Abstract

To evaluate the relationship between heat-shock gene expression and the severity of pathologic liver injury and lipid peroxidation in experimental alcoholic liver disease, we used the intragastric-feeding rat model. Six groups of male Wistar rats weighing between 225 and 250 g were fed liquid diets containing different dietary fats (saturated fat, corn oil, and fish oil) and ethanol or dextrose for 1 month. Pathologic injury, mRNA and protein levels of HSP70, microsomal conjugated dienes, and hydrogen peroxide were evaluated at sacrifice. Fish oil-ethanol fed rats developed the most severe injury, while the saturated fat-ethanol group showed no liver injury. The highest levels of HSP70 mRNA were seen in the fish oil-ethanol group. There was no difference in HSP70 protein levels between the groups. The levels of HSP70 mRNA correlated significantly with microsomal conjugated dienes (r = 0.87, P < 0.01) and hydrogen peroxide (r = 0.90, P < 0.01). Increased centrilobular HSP70 expression was seen in rats showing liver injury. The close relationship seen between oxidant stress and HSP70 mRNA but not protein suggest that the binding of HSP70 protein to other damaged proteins reduces free HSP70 protein leading to increased HSP70 expression. HSP70 expression may also be a cellular adaptive response to ethanol-induced oxidative stress.

DATA SECTION:
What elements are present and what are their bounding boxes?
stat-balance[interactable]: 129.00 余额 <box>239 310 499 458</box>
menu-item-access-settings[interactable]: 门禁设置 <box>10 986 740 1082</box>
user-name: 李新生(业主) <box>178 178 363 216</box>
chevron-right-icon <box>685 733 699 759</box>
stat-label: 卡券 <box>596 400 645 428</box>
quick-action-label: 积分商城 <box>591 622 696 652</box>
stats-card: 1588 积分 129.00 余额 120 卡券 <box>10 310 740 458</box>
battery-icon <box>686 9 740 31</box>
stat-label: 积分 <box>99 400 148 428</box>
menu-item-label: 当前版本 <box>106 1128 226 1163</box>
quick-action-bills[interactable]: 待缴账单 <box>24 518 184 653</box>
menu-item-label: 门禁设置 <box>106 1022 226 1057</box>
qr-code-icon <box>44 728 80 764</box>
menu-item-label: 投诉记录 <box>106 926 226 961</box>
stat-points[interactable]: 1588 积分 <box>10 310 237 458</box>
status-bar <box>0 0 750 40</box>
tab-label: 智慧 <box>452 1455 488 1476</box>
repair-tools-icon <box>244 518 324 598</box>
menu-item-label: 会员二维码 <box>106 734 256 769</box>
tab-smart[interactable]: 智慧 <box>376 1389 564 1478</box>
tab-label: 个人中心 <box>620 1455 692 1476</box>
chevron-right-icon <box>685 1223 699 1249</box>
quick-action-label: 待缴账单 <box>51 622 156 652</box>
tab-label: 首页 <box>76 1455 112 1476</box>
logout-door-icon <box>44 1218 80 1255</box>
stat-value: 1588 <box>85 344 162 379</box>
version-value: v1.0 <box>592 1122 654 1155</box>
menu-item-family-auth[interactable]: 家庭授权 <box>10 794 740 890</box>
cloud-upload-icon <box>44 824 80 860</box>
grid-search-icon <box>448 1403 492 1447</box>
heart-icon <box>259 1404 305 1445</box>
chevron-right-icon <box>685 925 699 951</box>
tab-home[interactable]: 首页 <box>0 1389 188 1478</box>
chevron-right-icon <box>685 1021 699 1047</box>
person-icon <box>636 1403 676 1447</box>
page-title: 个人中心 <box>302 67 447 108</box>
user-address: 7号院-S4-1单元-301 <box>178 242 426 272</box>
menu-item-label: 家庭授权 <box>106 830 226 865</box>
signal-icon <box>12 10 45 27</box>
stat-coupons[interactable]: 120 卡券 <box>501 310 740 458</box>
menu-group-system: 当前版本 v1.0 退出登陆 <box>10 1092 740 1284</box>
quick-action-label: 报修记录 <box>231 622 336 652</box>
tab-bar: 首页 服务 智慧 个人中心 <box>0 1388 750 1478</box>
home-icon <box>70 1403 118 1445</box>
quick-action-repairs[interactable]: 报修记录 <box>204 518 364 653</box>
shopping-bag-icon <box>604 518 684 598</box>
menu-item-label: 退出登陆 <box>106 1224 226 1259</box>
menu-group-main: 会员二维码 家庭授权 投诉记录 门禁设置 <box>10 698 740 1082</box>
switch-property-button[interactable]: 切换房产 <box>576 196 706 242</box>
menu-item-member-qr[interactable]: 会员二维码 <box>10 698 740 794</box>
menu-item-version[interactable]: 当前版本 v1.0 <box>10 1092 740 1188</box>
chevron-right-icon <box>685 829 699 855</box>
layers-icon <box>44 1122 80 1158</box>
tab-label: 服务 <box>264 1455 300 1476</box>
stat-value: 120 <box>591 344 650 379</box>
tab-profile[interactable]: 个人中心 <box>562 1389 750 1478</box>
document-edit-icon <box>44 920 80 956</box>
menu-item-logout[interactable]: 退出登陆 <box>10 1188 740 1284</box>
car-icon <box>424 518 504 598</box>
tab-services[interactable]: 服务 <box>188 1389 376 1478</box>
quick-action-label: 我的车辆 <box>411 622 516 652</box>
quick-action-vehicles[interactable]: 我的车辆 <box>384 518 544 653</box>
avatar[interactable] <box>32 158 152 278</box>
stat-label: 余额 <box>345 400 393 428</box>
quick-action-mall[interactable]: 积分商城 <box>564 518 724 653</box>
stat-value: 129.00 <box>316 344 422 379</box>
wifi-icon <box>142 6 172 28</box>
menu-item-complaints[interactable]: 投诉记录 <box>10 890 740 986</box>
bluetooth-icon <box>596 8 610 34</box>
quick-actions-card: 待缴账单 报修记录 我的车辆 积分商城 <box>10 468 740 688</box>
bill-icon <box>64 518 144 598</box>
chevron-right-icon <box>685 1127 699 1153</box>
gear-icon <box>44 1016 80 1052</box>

TASK DIRECTIONS: In the abstract on heat-shock gene expression in alcoholic liver disease, which group of rats developed the most severe liver injury? None of the data is required here.

SOLUTION TO THE EXERCISE: The fish oil-ethanol fed rats.